Data records:
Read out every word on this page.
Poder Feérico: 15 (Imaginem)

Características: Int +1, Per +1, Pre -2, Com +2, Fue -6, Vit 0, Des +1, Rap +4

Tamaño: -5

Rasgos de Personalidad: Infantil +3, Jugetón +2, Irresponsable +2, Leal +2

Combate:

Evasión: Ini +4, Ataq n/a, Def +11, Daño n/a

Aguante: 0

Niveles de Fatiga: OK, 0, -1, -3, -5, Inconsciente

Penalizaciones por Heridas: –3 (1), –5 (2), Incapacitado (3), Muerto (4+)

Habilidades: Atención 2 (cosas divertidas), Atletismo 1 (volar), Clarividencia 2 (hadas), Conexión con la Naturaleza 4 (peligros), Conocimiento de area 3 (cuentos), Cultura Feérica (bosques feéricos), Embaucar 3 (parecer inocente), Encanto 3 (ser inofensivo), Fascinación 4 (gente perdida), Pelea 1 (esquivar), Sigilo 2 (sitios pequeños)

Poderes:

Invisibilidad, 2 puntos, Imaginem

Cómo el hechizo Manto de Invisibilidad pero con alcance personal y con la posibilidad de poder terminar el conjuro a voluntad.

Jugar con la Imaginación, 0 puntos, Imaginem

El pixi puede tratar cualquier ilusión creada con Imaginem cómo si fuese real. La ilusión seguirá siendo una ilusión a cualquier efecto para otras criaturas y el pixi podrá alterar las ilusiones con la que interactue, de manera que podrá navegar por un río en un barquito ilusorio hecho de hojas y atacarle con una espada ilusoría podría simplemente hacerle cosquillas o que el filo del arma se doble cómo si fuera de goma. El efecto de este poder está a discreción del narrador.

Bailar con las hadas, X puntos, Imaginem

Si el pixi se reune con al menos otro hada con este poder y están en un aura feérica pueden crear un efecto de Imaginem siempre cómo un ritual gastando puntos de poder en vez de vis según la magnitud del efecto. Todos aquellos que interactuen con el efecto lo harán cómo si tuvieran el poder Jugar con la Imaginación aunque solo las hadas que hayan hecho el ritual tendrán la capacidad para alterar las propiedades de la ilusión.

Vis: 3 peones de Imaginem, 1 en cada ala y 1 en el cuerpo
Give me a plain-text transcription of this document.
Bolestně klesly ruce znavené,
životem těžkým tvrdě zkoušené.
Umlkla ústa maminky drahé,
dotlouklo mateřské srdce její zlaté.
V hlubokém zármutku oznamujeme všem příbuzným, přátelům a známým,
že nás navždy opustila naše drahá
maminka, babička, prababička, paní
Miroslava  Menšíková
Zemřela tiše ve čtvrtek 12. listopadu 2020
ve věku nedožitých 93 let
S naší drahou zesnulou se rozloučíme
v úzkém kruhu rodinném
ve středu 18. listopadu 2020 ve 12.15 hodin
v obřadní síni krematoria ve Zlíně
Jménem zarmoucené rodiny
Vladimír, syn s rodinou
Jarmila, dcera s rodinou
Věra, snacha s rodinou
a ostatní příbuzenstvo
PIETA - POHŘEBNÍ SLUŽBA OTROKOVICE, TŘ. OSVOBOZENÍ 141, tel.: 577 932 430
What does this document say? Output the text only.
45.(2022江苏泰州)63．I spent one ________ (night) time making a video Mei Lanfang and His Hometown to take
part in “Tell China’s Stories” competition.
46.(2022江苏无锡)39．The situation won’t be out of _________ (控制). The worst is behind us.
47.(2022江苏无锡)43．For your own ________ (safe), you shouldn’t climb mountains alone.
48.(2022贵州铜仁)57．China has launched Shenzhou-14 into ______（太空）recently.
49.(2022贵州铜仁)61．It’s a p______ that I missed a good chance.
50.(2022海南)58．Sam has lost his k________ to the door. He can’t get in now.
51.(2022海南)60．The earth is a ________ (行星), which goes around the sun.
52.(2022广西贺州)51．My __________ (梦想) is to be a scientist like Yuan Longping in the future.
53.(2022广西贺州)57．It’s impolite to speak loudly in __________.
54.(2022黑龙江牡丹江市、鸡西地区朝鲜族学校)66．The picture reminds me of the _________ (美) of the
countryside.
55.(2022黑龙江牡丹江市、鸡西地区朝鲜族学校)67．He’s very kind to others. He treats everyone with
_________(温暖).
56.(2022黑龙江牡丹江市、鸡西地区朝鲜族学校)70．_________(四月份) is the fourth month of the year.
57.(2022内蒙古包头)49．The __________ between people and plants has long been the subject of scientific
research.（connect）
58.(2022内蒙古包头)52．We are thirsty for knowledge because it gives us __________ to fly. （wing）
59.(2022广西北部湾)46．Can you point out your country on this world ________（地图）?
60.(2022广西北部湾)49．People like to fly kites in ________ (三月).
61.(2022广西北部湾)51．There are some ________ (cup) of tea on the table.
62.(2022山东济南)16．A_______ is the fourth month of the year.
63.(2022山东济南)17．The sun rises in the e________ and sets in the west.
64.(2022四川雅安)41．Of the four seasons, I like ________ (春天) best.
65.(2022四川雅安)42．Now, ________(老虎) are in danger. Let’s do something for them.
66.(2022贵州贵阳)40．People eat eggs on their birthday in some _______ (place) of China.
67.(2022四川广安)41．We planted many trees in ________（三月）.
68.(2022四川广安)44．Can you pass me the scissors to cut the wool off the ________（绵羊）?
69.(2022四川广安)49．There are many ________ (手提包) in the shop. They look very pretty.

What is being asked: Search the records above for the string "rodinou". Copy every line that contains it.

Exercise response:
Vladimír, syn s rodinou
Jarmila, dcera s rodinou
Věra, snacha s rodinou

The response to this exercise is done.